Structured figure records
(begin)

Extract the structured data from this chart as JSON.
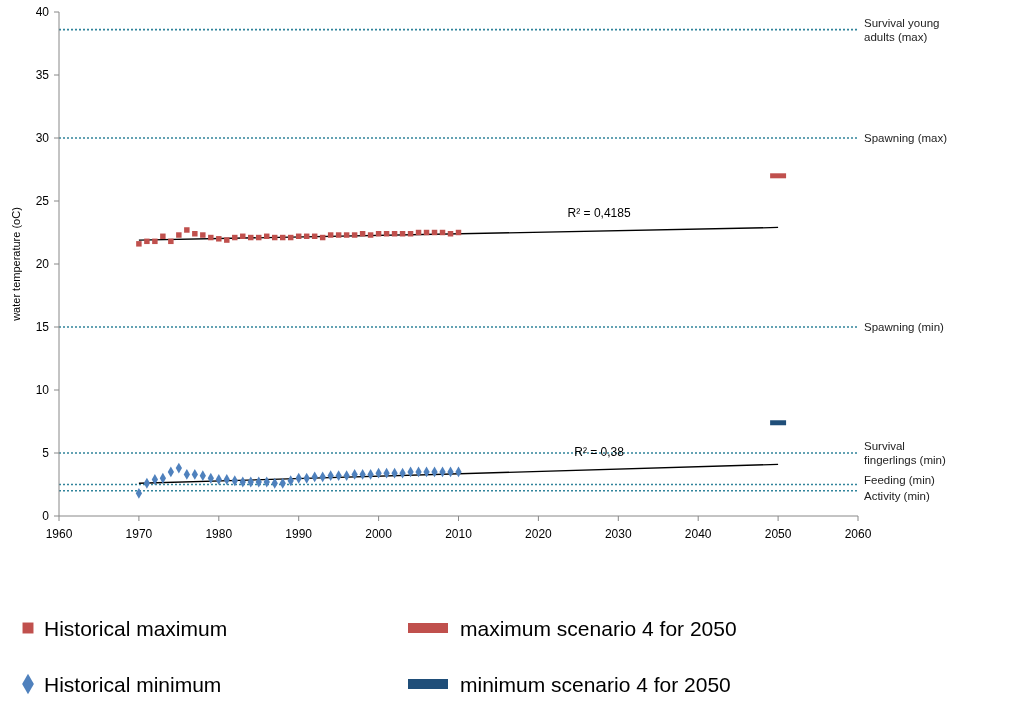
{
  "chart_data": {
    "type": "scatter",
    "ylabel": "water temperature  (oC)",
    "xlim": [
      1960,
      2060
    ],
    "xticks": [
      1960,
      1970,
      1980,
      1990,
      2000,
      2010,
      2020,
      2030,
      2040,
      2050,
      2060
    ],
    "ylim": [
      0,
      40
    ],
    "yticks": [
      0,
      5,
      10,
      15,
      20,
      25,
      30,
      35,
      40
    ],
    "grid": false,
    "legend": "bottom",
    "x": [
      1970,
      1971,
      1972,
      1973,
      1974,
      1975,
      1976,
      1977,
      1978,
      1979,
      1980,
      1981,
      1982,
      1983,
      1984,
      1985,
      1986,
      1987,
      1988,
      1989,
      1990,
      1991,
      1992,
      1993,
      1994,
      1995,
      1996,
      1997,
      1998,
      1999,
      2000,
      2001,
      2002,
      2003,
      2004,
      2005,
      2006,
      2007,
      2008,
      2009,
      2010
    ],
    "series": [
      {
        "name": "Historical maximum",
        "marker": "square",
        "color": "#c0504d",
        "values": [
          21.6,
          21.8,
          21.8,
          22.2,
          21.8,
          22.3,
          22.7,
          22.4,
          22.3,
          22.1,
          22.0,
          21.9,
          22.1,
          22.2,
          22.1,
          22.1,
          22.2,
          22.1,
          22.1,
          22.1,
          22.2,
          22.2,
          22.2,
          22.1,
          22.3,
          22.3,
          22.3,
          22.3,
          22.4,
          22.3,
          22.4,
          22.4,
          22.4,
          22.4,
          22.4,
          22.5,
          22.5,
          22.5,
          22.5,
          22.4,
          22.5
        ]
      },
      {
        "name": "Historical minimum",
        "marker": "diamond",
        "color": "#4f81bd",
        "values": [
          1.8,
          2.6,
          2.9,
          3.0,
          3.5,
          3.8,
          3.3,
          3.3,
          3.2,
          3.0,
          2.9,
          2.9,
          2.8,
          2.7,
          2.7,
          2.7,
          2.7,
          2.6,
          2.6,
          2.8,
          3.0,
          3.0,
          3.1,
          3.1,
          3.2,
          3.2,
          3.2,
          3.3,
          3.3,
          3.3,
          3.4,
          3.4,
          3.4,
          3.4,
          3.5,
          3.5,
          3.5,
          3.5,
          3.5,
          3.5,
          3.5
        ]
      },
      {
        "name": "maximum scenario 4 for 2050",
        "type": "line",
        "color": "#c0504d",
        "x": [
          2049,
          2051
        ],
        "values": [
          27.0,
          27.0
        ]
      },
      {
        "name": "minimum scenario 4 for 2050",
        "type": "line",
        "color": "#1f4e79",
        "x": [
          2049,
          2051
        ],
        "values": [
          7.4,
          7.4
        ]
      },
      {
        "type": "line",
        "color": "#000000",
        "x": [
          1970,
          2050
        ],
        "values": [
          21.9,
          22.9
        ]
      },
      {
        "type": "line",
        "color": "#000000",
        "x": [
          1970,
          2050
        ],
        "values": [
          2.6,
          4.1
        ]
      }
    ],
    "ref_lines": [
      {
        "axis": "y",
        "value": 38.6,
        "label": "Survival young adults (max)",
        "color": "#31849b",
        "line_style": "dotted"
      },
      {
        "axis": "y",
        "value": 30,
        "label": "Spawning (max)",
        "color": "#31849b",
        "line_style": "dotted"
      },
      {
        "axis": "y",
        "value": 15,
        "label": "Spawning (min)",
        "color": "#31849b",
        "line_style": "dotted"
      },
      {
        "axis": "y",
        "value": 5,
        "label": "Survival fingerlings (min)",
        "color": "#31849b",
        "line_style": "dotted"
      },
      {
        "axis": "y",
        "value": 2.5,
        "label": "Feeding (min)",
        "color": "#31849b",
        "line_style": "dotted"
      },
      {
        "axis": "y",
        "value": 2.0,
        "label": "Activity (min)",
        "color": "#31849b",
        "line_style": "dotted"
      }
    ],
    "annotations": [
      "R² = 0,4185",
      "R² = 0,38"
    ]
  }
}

(end)

» WORK TO DO
Reproduce the entries above without change, omitting all pictures.

» WRITTEN RESPONSE
Extract the structured data from this chart as JSON.
{
  "chart_data": {
    "type": "scatter",
    "ylabel": "water temperature  (oC)",
    "xlim": [
      1960,
      2060
    ],
    "xticks": [
      1960,
      1970,
      1980,
      1990,
      2000,
      2010,
      2020,
      2030,
      2040,
      2050,
      2060
    ],
    "ylim": [
      0,
      40
    ],
    "yticks": [
      0,
      5,
      10,
      15,
      20,
      25,
      30,
      35,
      40
    ],
    "grid": false,
    "legend": "bottom",
    "x": [
      1970,
      1971,
      1972,
      1973,
      1974,
      1975,
      1976,
      1977,
      1978,
      1979,
      1980,
      1981,
      1982,
      1983,
      1984,
      1985,
      1986,
      1987,
      1988,
      1989,
      1990,
      1991,
      1992,
      1993,
      1994,
      1995,
      1996,
      1997,
      1998,
      1999,
      2000,
      2001,
      2002,
      2003,
      2004,
      2005,
      2006,
      2007,
      2008,
      2009,
      2010
    ],
    "series": [
      {
        "name": "Historical maximum",
        "marker": "square",
        "color": "#c0504d",
        "values": [
          21.6,
          21.8,
          21.8,
          22.2,
          21.8,
          22.3,
          22.7,
          22.4,
          22.3,
          22.1,
          22.0,
          21.9,
          22.1,
          22.2,
          22.1,
          22.1,
          22.2,
          22.1,
          22.1,
          22.1,
          22.2,
          22.2,
          22.2,
          22.1,
          22.3,
          22.3,
          22.3,
          22.3,
          22.4,
          22.3,
          22.4,
          22.4,
          22.4,
          22.4,
          22.4,
          22.5,
          22.5,
          22.5,
          22.5,
          22.4,
          22.5
        ]
      },
      {
        "name": "Historical minimum",
        "marker": "diamond",
        "color": "#4f81bd",
        "values": [
          1.8,
          2.6,
          2.9,
          3.0,
          3.5,
          3.8,
          3.3,
          3.3,
          3.2,
          3.0,
          2.9,
          2.9,
          2.8,
          2.7,
          2.7,
          2.7,
          2.7,
          2.6,
          2.6,
          2.8,
          3.0,
          3.0,
          3.1,
          3.1,
          3.2,
          3.2,
          3.2,
          3.3,
          3.3,
          3.3,
          3.4,
          3.4,
          3.4,
          3.4,
          3.5,
          3.5,
          3.5,
          3.5,
          3.5,
          3.5,
          3.5
        ]
      },
      {
        "name": "maximum scenario 4 for 2050",
        "type": "line",
        "color": "#c0504d",
        "x": [
          2049,
          2051
        ],
        "values": [
          27.0,
          27.0
        ]
      },
      {
        "name": "minimum scenario 4 for 2050",
        "type": "line",
        "color": "#1f4e79",
        "x": [
          2049,
          2051
        ],
        "values": [
          7.4,
          7.4
        ]
      },
      {
        "type": "line",
        "color": "#000000",
        "x": [
          1970,
          2050
        ],
        "values": [
          21.9,
          22.9
        ]
      },
      {
        "type": "line",
        "color": "#000000",
        "x": [
          1970,
          2050
        ],
        "values": [
          2.6,
          4.1
        ]
      }
    ],
    "ref_lines": [
      {
        "axis": "y",
        "value": 38.6,
        "label": "Survival young adults (max)",
        "color": "#31849b",
        "line_style": "dotted"
      },
      {
        "axis": "y",
        "value": 30,
        "label": "Spawning (max)",
        "color": "#31849b",
        "line_style": "dotted"
      },
      {
        "axis": "y",
        "value": 15,
        "label": "Spawning (min)",
        "color": "#31849b",
        "line_style": "dotted"
      },
      {
        "axis": "y",
        "value": 5,
        "label": "Survival fingerlings (min)",
        "color": "#31849b",
        "line_style": "dotted"
      },
      {
        "axis": "y",
        "value": 2.5,
        "label": "Feeding (min)",
        "color": "#31849b",
        "line_style": "dotted"
      },
      {
        "axis": "y",
        "value": 2.0,
        "label": "Activity (min)",
        "color": "#31849b",
        "line_style": "dotted"
      }
    ],
    "annotations": [
      "R² = 0,4185",
      "R² = 0,38"
    ]
  }
}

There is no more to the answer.